Given request. Copy out all the lines exactly. Omit pictures.

The records.

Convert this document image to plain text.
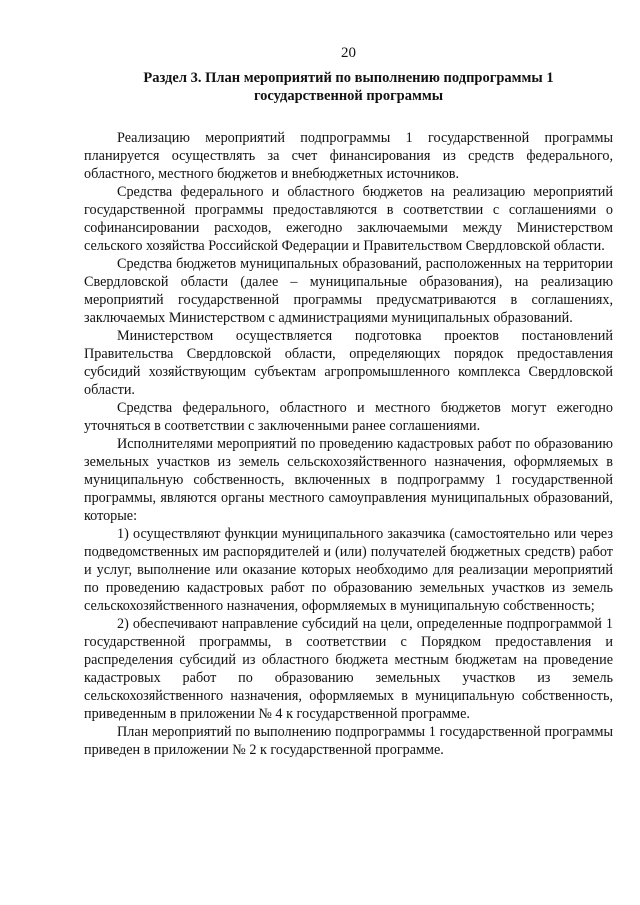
20
Раздел 3. План мероприятий по выполнению подпрограммы 1 государственной программы

Реализацию мероприятий подпрограммы 1 государственной программы планируется осуществлять за счет финансирования из средств федерального, областного, местного бюджетов и внебюджетных источников.

Средства федерального и областного бюджетов на реализацию мероприятий государственной программы предоставляются в соответствии с соглашениями о софинансировании расходов, ежегодно заключаемыми между Министерством сельского хозяйства Российской Федерации и Правительством Свердловской области.

Средства бюджетов муниципальных образований, расположенных на территории Свердловской области (далее – муниципальные образования), на реализацию мероприятий государственной программы предусматриваются в соглашениях, заключаемых Министерством с администрациями муниципальных образований.

Министерством осуществляется подготовка проектов постановлений Правительства Свердловской области, определяющих порядок предоставления субсидий хозяйствующим субъектам агропромышленного комплекса Свердловской области.

Средства федерального, областного и местного бюджетов могут ежегодно уточняться в соответствии с заключенными ранее соглашениями.

Исполнителями мероприятий по проведению кадастровых работ по образованию земельных участков из земель сельскохозяйственного назначения, оформляемых в муниципальную собственность, включенных в подпрограмму 1 государственной программы, являются органы местного самоуправления муниципальных образований, которые:

1) осуществляют функции муниципального заказчика (самостоятельно или через подведомственных им распорядителей и (или) получателей бюджетных средств) работ и услуг, выполнение или оказание которых необходимо для реализации мероприятий по проведению кадастровых работ по образованию земельных участков из земель сельскохозяйственного назначения, оформляемых в муниципальную собственность;

2) обеспечивают направление субсидий на цели, определенные подпрограммой 1 государственной программы, в соответствии с Порядком предоставления и распределения субсидий из областного бюджета местным бюджетам на проведение кадастровых работ по образованию земельных участков из земель сельскохозяйственного назначения, оформляемых в муниципальную собственность, приведенным в приложении № 4 к государственной программе.

План мероприятий по выполнению подпрограммы 1 государственной программы приведен в приложении № 2 к государственной программе.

Reply to the exercise.
Convert this document image to plain text.
20
Раздел 3. План мероприятий по выполнению подпрограммы 1 государственной программы

Реализацию мероприятий подпрограммы 1 государственной программы планируется осуществлять за счет финансирования из средств федерального, областного, местного бюджетов и внебюджетных источников.

Средства федерального и областного бюджетов на реализацию мероприятий государственной программы предоставляются в соответствии с соглашениями о софинансировании расходов, ежегодно заключаемыми между Министерством сельского хозяйства Российской Федерации и Правительством Свердловской области.

Средства бюджетов муниципальных образований, расположенных на территории Свердловской области (далее – муниципальные образования), на реализацию мероприятий государственной программы предусматриваются в соглашениях, заключаемых Министерством с администрациями муниципальных образований.

Министерством осуществляется подготовка проектов постановлений Правительства Свердловской области, определяющих порядок предоставления субсидий хозяйствующим субъектам агропромышленного комплекса Свердловской области.

Средства федерального, областного и местного бюджетов могут ежегодно уточняться в соответствии с заключенными ранее соглашениями.

Исполнителями мероприятий по проведению кадастровых работ по образованию земельных участков из земель сельскохозяйственного назначения, оформляемых в муниципальную собственность, включенных в подпрограмму 1 государственной программы, являются органы местного самоуправления муниципальных образований, которые:

1) осуществляют функции муниципального заказчика (самостоятельно или через подведомственных им распорядителей и (или) получателей бюджетных средств) работ и услуг, выполнение или оказание которых необходимо для реализации мероприятий по проведению кадастровых работ по образованию земельных участков из земель сельскохозяйственного назначения, оформляемых в муниципальную собственность;

2) обеспечивают направление субсидий на цели, определенные подпрограммой 1 государственной программы, в соответствии с Порядком предоставления и распределения субсидий из областного бюджета местным бюджетам на проведение кадастровых работ по образованию земельных участков из земель сельскохозяйственного назначения, оформляемых в муниципальную собственность, приведенным в приложении № 4 к государственной программе.

План мероприятий по выполнению подпрограммы 1 государственной программы приведен в приложении № 2 к государственной программе.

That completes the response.